▸ OBJECTIVE
Leaving out the pictures, retype all the material exactly.

▸ ENTRIES SHOWN
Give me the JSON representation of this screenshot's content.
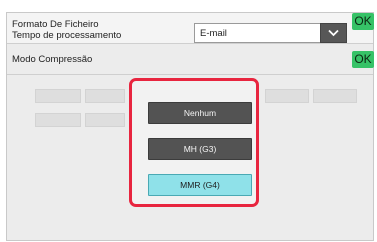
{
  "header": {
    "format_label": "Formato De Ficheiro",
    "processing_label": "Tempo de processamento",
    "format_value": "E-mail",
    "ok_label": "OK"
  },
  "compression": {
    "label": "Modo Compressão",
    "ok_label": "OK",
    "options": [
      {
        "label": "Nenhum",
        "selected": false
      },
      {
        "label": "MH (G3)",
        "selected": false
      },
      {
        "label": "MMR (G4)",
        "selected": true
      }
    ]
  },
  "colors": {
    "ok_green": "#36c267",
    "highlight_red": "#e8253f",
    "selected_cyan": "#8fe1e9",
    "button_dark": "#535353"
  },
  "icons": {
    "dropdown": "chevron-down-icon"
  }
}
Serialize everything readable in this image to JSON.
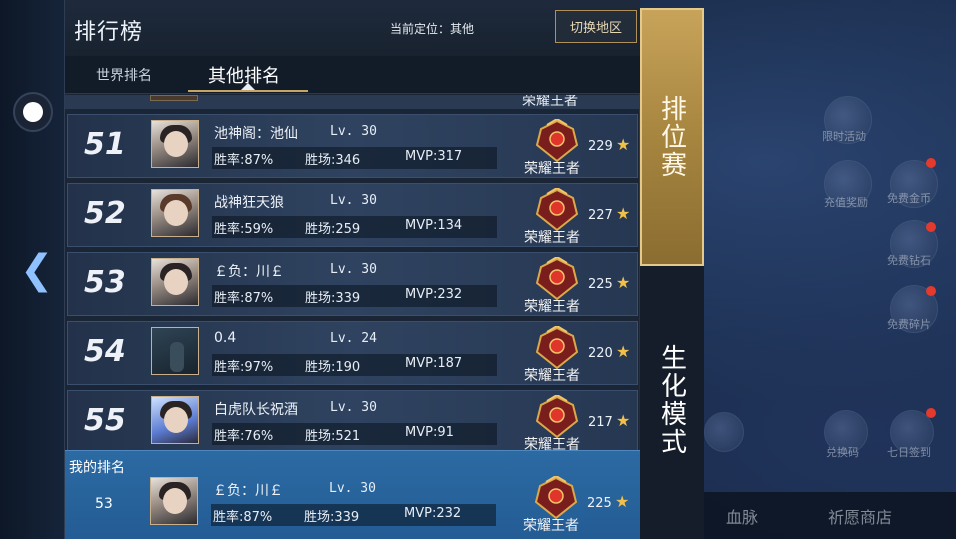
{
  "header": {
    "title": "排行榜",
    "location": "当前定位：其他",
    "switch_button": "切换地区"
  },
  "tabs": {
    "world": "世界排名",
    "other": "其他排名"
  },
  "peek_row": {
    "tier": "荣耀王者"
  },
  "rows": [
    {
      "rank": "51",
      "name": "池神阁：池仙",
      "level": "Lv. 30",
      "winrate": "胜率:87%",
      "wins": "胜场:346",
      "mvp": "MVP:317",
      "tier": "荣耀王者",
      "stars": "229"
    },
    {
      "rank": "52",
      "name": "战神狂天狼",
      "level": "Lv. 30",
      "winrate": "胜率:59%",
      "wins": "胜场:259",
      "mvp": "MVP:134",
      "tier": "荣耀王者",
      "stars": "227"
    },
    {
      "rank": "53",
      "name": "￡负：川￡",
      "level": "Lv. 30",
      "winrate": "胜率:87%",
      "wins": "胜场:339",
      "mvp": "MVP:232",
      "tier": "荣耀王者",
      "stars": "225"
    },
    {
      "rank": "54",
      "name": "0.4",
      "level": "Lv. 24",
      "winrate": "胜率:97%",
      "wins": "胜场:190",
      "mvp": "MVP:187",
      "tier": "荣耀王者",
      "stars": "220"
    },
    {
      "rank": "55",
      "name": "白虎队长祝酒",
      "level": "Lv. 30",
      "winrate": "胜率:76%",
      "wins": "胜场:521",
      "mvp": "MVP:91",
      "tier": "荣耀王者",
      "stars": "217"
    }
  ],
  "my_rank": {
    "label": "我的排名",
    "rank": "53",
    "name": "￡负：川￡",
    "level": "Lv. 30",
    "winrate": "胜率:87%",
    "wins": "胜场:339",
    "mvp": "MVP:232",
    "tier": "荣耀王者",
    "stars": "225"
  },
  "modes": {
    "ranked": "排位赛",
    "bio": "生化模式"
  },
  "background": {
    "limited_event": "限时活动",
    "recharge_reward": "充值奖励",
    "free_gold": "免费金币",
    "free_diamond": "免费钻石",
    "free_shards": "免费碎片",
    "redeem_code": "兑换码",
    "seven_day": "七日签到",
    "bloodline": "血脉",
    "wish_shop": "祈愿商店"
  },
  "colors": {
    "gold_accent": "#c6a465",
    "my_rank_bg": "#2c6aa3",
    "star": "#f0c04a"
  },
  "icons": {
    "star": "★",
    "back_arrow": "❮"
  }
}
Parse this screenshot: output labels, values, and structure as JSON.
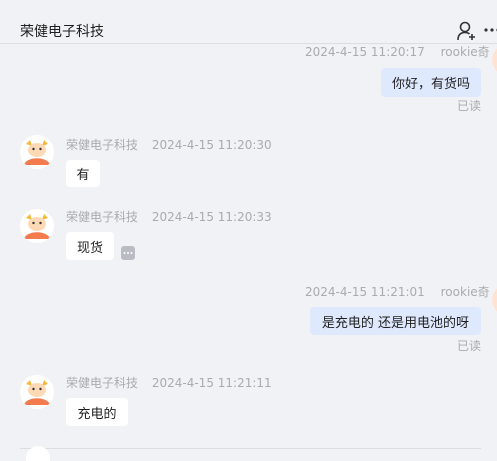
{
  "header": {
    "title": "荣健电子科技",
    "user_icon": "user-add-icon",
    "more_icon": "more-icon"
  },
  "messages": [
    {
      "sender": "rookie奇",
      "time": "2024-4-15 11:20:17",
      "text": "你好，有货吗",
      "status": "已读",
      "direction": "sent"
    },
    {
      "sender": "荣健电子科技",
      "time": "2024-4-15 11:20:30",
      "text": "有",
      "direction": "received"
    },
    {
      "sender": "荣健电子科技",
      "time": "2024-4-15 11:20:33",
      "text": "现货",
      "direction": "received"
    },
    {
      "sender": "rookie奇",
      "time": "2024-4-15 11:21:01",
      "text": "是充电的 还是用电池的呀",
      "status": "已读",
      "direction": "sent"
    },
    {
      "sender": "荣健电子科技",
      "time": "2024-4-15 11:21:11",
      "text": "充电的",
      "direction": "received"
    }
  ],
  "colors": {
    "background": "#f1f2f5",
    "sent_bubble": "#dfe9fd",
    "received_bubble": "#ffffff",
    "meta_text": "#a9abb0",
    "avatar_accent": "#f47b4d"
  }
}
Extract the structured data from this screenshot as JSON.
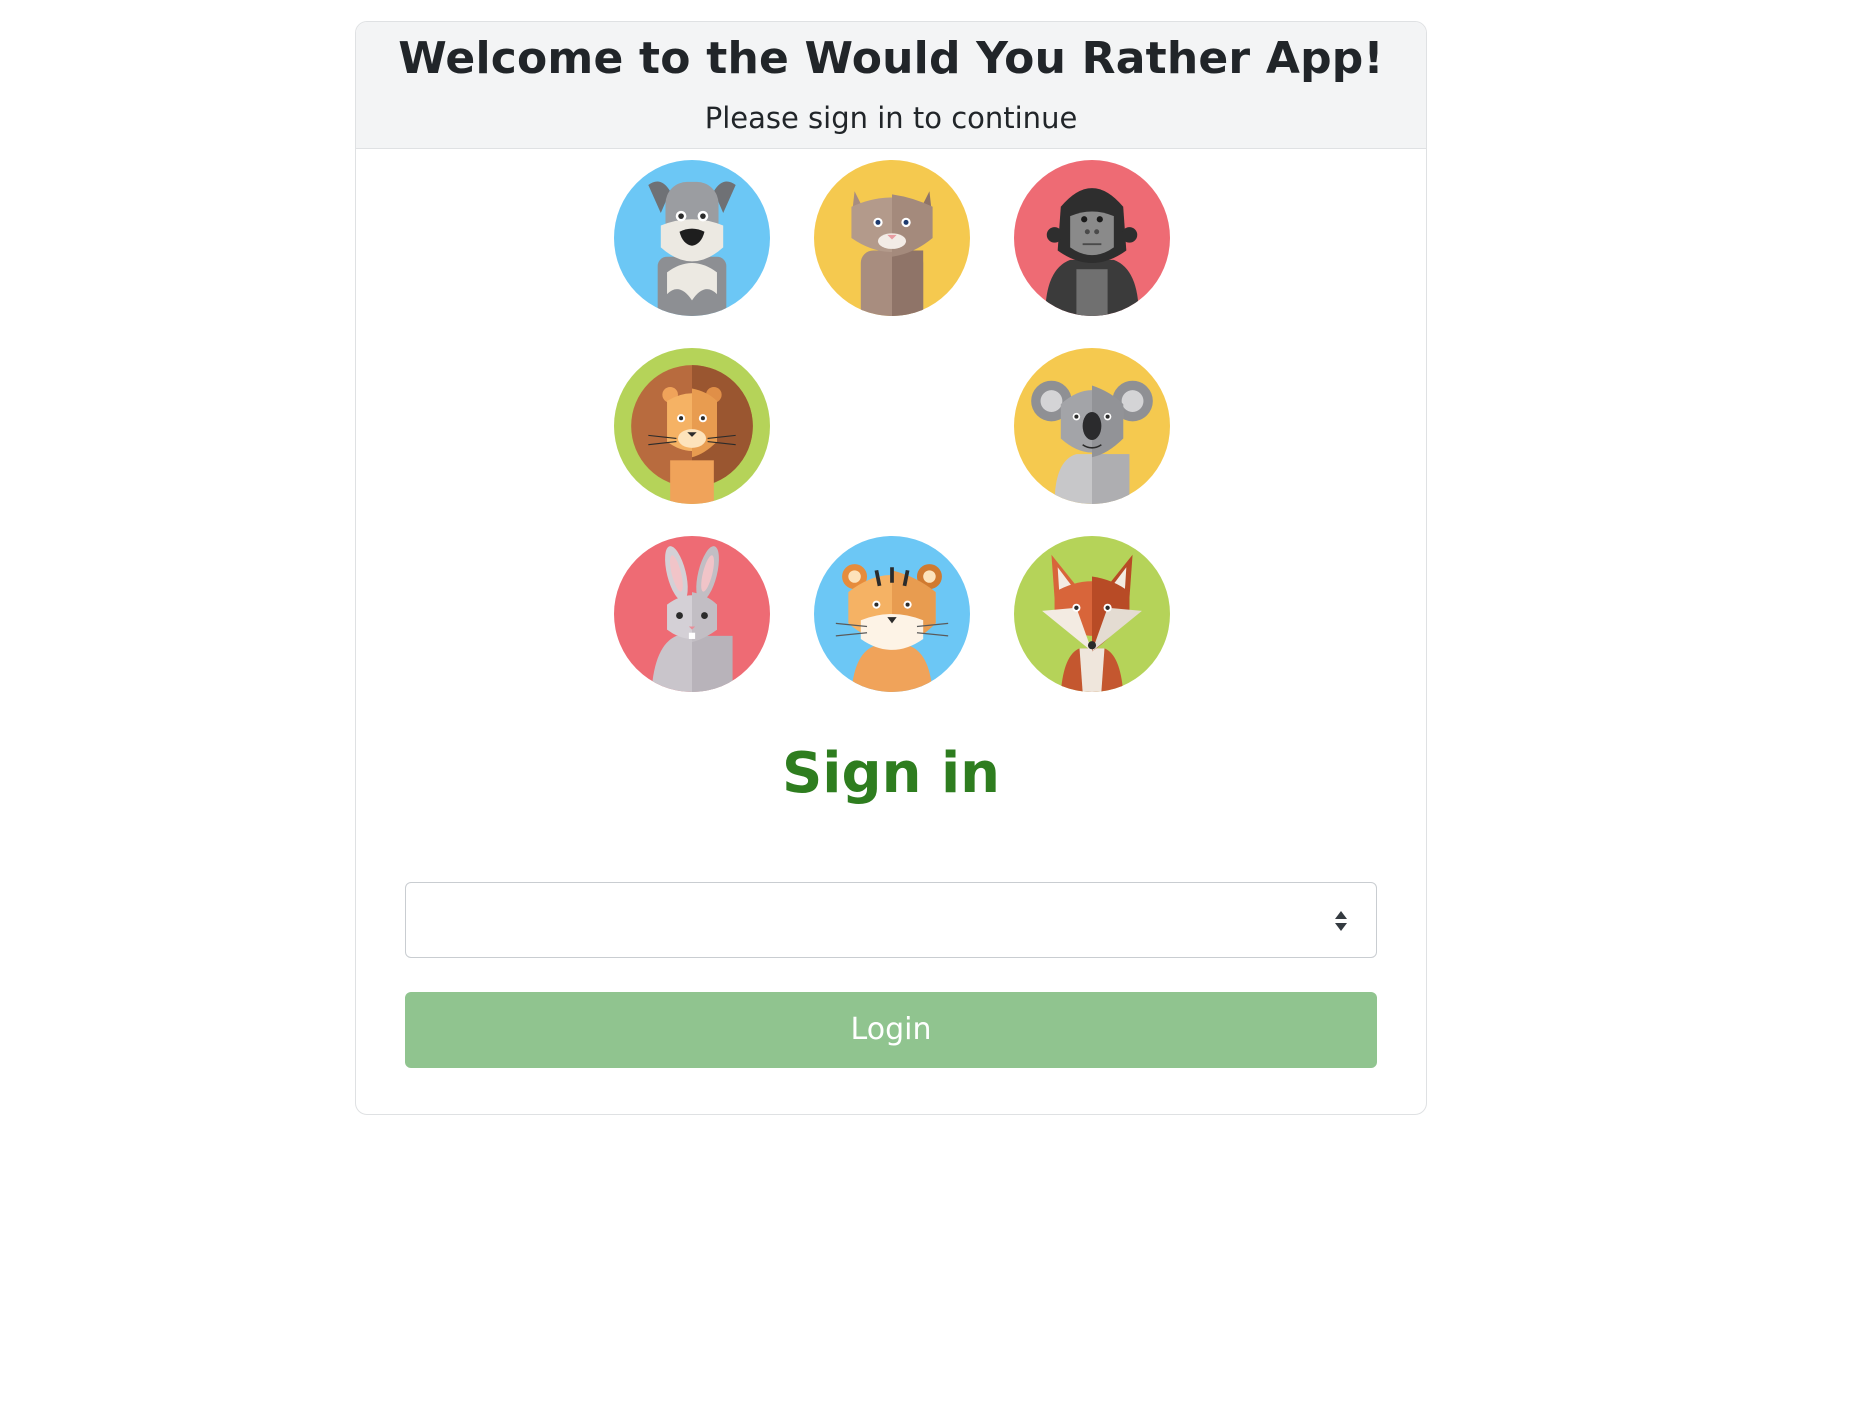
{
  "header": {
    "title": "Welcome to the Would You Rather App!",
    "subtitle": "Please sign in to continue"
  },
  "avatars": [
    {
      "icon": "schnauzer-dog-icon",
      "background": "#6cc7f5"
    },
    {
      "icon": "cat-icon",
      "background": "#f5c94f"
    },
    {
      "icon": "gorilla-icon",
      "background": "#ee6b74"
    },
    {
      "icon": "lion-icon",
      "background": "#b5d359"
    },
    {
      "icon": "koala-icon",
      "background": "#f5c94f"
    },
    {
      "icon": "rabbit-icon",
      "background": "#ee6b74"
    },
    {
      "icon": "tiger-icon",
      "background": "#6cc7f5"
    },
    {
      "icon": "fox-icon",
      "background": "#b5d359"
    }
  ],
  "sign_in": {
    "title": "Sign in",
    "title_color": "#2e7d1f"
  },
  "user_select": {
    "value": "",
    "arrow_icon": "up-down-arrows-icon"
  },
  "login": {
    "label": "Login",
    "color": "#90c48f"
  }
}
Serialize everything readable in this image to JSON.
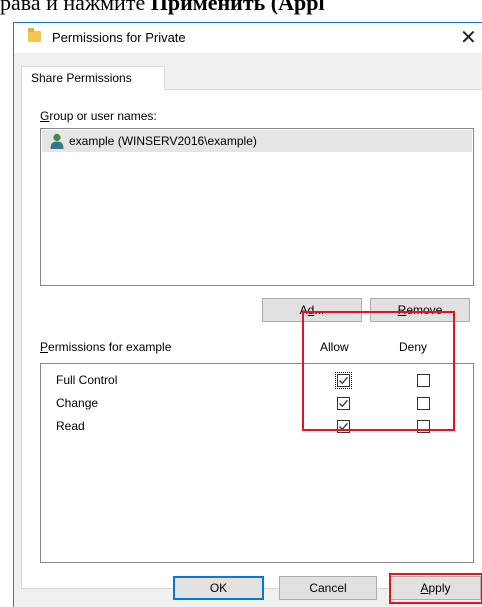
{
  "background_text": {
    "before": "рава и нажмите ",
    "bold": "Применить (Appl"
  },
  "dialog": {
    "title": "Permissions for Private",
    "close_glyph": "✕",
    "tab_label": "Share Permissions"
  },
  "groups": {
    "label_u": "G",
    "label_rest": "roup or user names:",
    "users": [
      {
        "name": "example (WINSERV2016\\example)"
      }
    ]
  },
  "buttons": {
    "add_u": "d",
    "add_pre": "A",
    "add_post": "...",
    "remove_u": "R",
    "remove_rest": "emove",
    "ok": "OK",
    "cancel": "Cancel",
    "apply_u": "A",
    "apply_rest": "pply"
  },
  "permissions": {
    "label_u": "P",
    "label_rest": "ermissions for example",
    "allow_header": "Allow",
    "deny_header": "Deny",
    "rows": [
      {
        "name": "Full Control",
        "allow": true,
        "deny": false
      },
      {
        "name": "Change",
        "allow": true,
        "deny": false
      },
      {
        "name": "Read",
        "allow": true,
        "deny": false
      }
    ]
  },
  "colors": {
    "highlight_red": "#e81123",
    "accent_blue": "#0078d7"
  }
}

▸ RESULT OF THIS EXERCISE
Give me the JSON representation of this screenshot's content.
{
  "header": {
    "format_label": "Formato De Ficheiro",
    "processing_label": "Tempo de processamento",
    "format_value": "E-mail",
    "ok_label": "OK"
  },
  "compression": {
    "label": "Modo Compressão",
    "ok_label": "OK",
    "options": [
      {
        "label": "Nenhum",
        "selected": false
      },
      {
        "label": "MH (G3)",
        "selected": false
      },
      {
        "label": "MMR (G4)",
        "selected": true
      }
    ]
  },
  "colors": {
    "ok_green": "#36c267",
    "highlight_red": "#e8253f",
    "selected_cyan": "#8fe1e9",
    "button_dark": "#535353"
  },
  "icons": {
    "dropdown": "chevron-down-icon"
  }
}
Serialize everything readable in this image to JSON.
{
  "header": {
    "title": "排行榜",
    "location": "当前定位：其他",
    "switch_button": "切换地区"
  },
  "tabs": {
    "world": "世界排名",
    "other": "其他排名"
  },
  "peek_row": {
    "tier": "荣耀王者"
  },
  "rows": [
    {
      "rank": "51",
      "name": "池神阁：池仙",
      "level": "Lv. 30",
      "winrate": "胜率:87%",
      "wins": "胜场:346",
      "mvp": "MVP:317",
      "tier": "荣耀王者",
      "stars": "229"
    },
    {
      "rank": "52",
      "name": "战神狂天狼",
      "level": "Lv. 30",
      "winrate": "胜率:59%",
      "wins": "胜场:259",
      "mvp": "MVP:134",
      "tier": "荣耀王者",
      "stars": "227"
    },
    {
      "rank": "53",
      "name": "￡负：川￡",
      "level": "Lv. 30",
      "winrate": "胜率:87%",
      "wins": "胜场:339",
      "mvp": "MVP:232",
      "tier": "荣耀王者",
      "stars": "225"
    },
    {
      "rank": "54",
      "name": "0.4",
      "level": "Lv. 24",
      "winrate": "胜率:97%",
      "wins": "胜场:190",
      "mvp": "MVP:187",
      "tier": "荣耀王者",
      "stars": "220"
    },
    {
      "rank": "55",
      "name": "白虎队长祝酒",
      "level": "Lv. 30",
      "winrate": "胜率:76%",
      "wins": "胜场:521",
      "mvp": "MVP:91",
      "tier": "荣耀王者",
      "stars": "217"
    }
  ],
  "my_rank": {
    "label": "我的排名",
    "rank": "53",
    "name": "￡负：川￡",
    "level": "Lv. 30",
    "winrate": "胜率:87%",
    "wins": "胜场:339",
    "mvp": "MVP:232",
    "tier": "荣耀王者",
    "stars": "225"
  },
  "modes": {
    "ranked": "排位赛",
    "bio": "生化模式"
  },
  "background": {
    "limited_event": "限时活动",
    "recharge_reward": "充值奖励",
    "free_gold": "免费金币",
    "free_diamond": "免费钻石",
    "free_shards": "免费碎片",
    "redeem_code": "兑换码",
    "seven_day": "七日签到",
    "bloodline": "血脉",
    "wish_shop": "祈愿商店"
  },
  "colors": {
    "gold_accent": "#c6a465",
    "my_rank_bg": "#2c6aa3",
    "star": "#f0c04a"
  },
  "icons": {
    "star": "★",
    "back_arrow": "❮"
  }
}
Parse this screenshot: output labels, values, and structure as JSON.
{
  "header": {
    "title": "荣健电子科技",
    "user_icon": "user-add-icon",
    "more_icon": "more-icon"
  },
  "messages": [
    {
      "sender": "rookie奇",
      "time": "2024-4-15 11:20:17",
      "text": "你好，有货吗",
      "status": "已读",
      "direction": "sent"
    },
    {
      "sender": "荣健电子科技",
      "time": "2024-4-15 11:20:30",
      "text": "有",
      "direction": "received"
    },
    {
      "sender": "荣健电子科技",
      "time": "2024-4-15 11:20:33",
      "text": "现货",
      "direction": "received"
    },
    {
      "sender": "rookie奇",
      "time": "2024-4-15 11:21:01",
      "text": "是充电的 还是用电池的呀",
      "status": "已读",
      "direction": "sent"
    },
    {
      "sender": "荣健电子科技",
      "time": "2024-4-15 11:21:11",
      "text": "充电的",
      "direction": "received"
    }
  ],
  "colors": {
    "background": "#f1f2f5",
    "sent_bubble": "#dfe9fd",
    "received_bubble": "#ffffff",
    "meta_text": "#a9abb0",
    "avatar_accent": "#f47b4d"
  }
}
Extract the structured data from this screenshot as JSON.
{
  "header": {
    "title": "Welcome to the Would You Rather App!",
    "subtitle": "Please sign in to continue"
  },
  "avatars": [
    {
      "icon": "schnauzer-dog-icon",
      "background": "#6cc7f5"
    },
    {
      "icon": "cat-icon",
      "background": "#f5c94f"
    },
    {
      "icon": "gorilla-icon",
      "background": "#ee6b74"
    },
    {
      "icon": "lion-icon",
      "background": "#b5d359"
    },
    {
      "icon": "koala-icon",
      "background": "#f5c94f"
    },
    {
      "icon": "rabbit-icon",
      "background": "#ee6b74"
    },
    {
      "icon": "tiger-icon",
      "background": "#6cc7f5"
    },
    {
      "icon": "fox-icon",
      "background": "#b5d359"
    }
  ],
  "sign_in": {
    "title": "Sign in",
    "title_color": "#2e7d1f"
  },
  "user_select": {
    "value": "",
    "arrow_icon": "up-down-arrows-icon"
  },
  "login": {
    "label": "Login",
    "color": "#90c48f"
  }
}
Serialize everything readable in this image to JSON.
{
  "background_text": {
    "before": "рава и нажмите ",
    "bold": "Применить (Appl"
  },
  "dialog": {
    "title": "Permissions for Private",
    "close_glyph": "✕",
    "tab_label": "Share Permissions"
  },
  "groups": {
    "label_u": "G",
    "label_rest": "roup or user names:",
    "users": [
      {
        "name": "example (WINSERV2016\\example)"
      }
    ]
  },
  "buttons": {
    "add_u": "d",
    "add_pre": "A",
    "add_post": "...",
    "remove_u": "R",
    "remove_rest": "emove",
    "ok": "OK",
    "cancel": "Cancel",
    "apply_u": "A",
    "apply_rest": "pply"
  },
  "permissions": {
    "label_u": "P",
    "label_rest": "ermissions for example",
    "allow_header": "Allow",
    "deny_header": "Deny",
    "rows": [
      {
        "name": "Full Control",
        "allow": true,
        "deny": false
      },
      {
        "name": "Change",
        "allow": true,
        "deny": false
      },
      {
        "name": "Read",
        "allow": true,
        "deny": false
      }
    ]
  },
  "colors": {
    "highlight_red": "#e81123",
    "accent_blue": "#0078d7"
  }
}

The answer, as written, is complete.